[START OF Task material]

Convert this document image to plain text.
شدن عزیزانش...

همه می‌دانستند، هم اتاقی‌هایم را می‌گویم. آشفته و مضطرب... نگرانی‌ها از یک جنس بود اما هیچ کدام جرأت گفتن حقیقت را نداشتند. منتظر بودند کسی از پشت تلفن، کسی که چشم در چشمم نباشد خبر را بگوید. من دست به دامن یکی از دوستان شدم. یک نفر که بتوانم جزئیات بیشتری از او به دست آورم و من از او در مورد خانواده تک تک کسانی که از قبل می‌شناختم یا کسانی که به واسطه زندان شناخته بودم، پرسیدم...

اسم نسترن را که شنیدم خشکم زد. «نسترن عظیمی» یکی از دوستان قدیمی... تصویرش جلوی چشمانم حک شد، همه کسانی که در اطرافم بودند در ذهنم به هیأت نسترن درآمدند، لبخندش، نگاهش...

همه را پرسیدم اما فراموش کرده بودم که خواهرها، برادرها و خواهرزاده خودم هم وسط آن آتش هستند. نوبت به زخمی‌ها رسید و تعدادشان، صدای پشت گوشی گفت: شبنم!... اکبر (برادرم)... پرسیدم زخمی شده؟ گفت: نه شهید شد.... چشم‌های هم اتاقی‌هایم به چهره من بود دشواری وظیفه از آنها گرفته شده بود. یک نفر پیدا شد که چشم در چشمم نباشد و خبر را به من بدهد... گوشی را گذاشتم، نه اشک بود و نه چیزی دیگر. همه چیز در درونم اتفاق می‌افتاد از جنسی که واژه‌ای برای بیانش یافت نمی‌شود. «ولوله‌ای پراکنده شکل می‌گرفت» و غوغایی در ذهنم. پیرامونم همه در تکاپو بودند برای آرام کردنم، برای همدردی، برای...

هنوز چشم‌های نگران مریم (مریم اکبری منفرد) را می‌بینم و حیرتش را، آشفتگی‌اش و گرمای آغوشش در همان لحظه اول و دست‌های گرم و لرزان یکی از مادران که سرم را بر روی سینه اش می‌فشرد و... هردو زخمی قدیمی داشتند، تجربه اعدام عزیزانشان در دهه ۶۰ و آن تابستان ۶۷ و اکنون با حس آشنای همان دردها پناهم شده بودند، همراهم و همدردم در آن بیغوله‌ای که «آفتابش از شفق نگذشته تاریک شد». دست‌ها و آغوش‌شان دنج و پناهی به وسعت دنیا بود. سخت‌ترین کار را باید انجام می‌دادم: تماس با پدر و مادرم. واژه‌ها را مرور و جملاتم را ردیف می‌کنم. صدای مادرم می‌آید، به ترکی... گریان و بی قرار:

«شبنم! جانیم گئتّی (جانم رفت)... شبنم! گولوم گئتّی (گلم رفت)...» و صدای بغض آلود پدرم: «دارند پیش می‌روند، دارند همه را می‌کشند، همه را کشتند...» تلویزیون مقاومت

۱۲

[END OF Task material]

▸ Exercise goal
List every line from the entries above in which "دوستان" appears.

▸ Response for this exercise
همه می‌دانستند، هم اتاقی‌هایم را می‌گویم. آشفته و مضطرب... نگرانی‌ها از یک جنس بود اما هیچ کدام جرأت گفتن حقیقت را نداشتند. منتظر بودند کسی از پشت تلفن، کسی که چشم در چشمم نباشد خبر را بگوید. من دست به دامن یکی از دوستان شدم. یک نفر که بتوانم جزئیات بیشتری از او به دست آورم و من از او در مورد خانواده تک تک کسانی که از قبل می‌شناختم یا کسانی که به واسطه زندان شناخته بودم، پرسیدم...
اسم نسترن را که شنیدم خشکم زد. «نسترن عظیمی» یکی از دوستان قدیمی... تصویرش جلوی چشمانم حک شد، همه کسانی که در اطرافم بودند در ذهنم به هیأت نسترن درآمدند، لبخندش، نگاهش...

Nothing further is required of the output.